↓
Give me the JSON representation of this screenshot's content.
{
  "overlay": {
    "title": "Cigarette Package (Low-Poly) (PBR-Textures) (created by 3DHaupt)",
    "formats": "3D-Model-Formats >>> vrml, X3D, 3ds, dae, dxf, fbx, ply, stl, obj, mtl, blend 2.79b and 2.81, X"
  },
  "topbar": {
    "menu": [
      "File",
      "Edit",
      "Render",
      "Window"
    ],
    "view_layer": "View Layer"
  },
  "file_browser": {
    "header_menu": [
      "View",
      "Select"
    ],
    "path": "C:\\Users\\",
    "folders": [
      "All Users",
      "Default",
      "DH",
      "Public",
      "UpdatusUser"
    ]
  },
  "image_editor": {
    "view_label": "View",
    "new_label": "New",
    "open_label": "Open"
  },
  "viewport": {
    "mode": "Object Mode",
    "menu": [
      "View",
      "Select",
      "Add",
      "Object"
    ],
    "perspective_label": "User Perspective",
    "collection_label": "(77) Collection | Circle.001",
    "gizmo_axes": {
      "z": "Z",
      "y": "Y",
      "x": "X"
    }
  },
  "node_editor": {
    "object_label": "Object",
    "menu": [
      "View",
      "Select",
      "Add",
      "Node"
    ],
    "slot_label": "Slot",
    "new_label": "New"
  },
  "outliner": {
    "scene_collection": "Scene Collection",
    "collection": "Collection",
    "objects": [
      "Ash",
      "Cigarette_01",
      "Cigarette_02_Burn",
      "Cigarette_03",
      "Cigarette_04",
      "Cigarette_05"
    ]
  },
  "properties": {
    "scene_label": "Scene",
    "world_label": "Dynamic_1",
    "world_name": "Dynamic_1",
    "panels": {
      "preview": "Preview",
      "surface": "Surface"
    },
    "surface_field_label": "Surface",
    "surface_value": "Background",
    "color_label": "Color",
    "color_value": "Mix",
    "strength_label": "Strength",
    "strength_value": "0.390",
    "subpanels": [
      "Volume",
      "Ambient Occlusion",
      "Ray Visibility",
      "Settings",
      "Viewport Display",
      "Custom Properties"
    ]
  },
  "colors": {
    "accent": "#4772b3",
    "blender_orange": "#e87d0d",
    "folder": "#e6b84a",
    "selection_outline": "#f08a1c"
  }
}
↑
_EXERCISE DESCRIPTION_. Repeat the entries shown above, every one, word for word.

_FULL ANSWER_.
Give me the JSON representation of this screenshot's content.
{
  "overlay": {
    "title": "Cigarette Package (Low-Poly) (PBR-Textures) (created by 3DHaupt)",
    "formats": "3D-Model-Formats >>> vrml, X3D, 3ds, dae, dxf, fbx, ply, stl, obj, mtl, blend 2.79b and 2.81, X"
  },
  "topbar": {
    "menu": [
      "File",
      "Edit",
      "Render",
      "Window"
    ],
    "view_layer": "View Layer"
  },
  "file_browser": {
    "header_menu": [
      "View",
      "Select"
    ],
    "path": "C:\\Users\\",
    "folders": [
      "All Users",
      "Default",
      "DH",
      "Public",
      "UpdatusUser"
    ]
  },
  "image_editor": {
    "view_label": "View",
    "new_label": "New",
    "open_label": "Open"
  },
  "viewport": {
    "mode": "Object Mode",
    "menu": [
      "View",
      "Select",
      "Add",
      "Object"
    ],
    "perspective_label": "User Perspective",
    "collection_label": "(77) Collection | Circle.001",
    "gizmo_axes": {
      "z": "Z",
      "y": "Y",
      "x": "X"
    }
  },
  "node_editor": {
    "object_label": "Object",
    "menu": [
      "View",
      "Select",
      "Add",
      "Node"
    ],
    "slot_label": "Slot",
    "new_label": "New"
  },
  "outliner": {
    "scene_collection": "Scene Collection",
    "collection": "Collection",
    "objects": [
      "Ash",
      "Cigarette_01",
      "Cigarette_02_Burn",
      "Cigarette_03",
      "Cigarette_04",
      "Cigarette_05"
    ]
  },
  "properties": {
    "scene_label": "Scene",
    "world_label": "Dynamic_1",
    "world_name": "Dynamic_1",
    "panels": {
      "preview": "Preview",
      "surface": "Surface"
    },
    "surface_field_label": "Surface",
    "surface_value": "Background",
    "color_label": "Color",
    "color_value": "Mix",
    "strength_label": "Strength",
    "strength_value": "0.390",
    "subpanels": [
      "Volume",
      "Ambient Occlusion",
      "Ray Visibility",
      "Settings",
      "Viewport Display",
      "Custom Properties"
    ]
  },
  "colors": {
    "accent": "#4772b3",
    "blender_orange": "#e87d0d",
    "folder": "#e6b84a",
    "selection_outline": "#f08a1c"
  }
}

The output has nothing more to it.